** BEGIN Data extract **

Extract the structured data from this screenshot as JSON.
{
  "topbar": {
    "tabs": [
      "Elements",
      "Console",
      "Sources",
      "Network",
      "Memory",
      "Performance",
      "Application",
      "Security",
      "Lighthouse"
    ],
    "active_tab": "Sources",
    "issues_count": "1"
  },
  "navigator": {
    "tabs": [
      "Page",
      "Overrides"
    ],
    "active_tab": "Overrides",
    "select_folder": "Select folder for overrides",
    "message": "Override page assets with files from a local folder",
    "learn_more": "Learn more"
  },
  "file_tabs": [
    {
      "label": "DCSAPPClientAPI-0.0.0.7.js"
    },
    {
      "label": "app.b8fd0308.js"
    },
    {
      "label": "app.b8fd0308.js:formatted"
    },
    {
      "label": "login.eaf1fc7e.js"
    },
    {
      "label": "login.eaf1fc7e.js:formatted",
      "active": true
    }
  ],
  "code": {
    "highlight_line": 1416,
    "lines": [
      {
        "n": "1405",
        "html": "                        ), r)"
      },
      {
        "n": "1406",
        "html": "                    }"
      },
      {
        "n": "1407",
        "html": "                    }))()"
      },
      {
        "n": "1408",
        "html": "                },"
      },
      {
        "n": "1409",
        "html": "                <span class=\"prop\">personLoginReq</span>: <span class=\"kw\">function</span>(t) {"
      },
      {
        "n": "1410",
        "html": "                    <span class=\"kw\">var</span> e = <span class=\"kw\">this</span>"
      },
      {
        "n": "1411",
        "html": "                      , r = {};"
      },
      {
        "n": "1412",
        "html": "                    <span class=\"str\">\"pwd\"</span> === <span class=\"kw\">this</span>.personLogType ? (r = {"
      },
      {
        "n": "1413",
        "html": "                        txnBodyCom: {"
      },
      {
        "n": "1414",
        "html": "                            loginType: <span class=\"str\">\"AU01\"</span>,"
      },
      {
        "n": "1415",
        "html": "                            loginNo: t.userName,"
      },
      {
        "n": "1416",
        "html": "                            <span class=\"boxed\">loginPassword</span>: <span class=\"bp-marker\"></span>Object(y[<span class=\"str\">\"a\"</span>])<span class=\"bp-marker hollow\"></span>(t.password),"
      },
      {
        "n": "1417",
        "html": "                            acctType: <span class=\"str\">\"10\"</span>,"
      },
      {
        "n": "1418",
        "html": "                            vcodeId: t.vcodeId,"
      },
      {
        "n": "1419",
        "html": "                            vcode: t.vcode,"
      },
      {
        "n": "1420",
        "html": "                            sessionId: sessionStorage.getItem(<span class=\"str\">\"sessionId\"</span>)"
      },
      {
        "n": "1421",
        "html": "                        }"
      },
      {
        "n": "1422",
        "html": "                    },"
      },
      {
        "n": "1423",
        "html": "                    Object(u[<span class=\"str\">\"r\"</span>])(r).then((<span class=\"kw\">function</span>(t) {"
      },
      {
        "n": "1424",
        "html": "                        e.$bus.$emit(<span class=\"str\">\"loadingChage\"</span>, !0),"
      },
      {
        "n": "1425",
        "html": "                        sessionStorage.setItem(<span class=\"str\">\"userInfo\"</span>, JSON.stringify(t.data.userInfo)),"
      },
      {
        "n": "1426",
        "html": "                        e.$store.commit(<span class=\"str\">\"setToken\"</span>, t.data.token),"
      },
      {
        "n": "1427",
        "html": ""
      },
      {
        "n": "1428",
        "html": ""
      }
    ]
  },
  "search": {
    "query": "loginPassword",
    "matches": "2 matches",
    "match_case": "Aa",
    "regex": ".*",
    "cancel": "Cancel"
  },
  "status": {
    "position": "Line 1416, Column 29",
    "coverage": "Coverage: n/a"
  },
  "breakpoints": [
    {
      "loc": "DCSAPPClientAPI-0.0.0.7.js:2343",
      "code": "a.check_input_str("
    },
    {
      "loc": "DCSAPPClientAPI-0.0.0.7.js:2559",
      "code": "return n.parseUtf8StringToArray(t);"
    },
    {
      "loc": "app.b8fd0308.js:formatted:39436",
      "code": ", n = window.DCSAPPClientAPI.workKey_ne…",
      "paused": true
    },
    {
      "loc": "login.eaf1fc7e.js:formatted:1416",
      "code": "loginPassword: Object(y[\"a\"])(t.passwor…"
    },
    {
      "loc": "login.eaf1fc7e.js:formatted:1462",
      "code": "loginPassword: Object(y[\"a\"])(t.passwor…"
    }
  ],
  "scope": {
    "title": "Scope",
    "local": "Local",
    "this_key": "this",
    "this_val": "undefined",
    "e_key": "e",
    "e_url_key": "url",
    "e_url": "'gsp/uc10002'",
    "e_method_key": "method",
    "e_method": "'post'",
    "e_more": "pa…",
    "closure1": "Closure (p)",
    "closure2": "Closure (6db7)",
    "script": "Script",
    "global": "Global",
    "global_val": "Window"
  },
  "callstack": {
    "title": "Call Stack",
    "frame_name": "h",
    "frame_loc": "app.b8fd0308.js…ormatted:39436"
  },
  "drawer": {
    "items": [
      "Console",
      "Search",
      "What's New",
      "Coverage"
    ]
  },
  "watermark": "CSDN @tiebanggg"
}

** END Data extract **

(Exercise requirements)
Work out how many lines in the records above contain the word "formatted", and give only that number.

(Exercise result)
5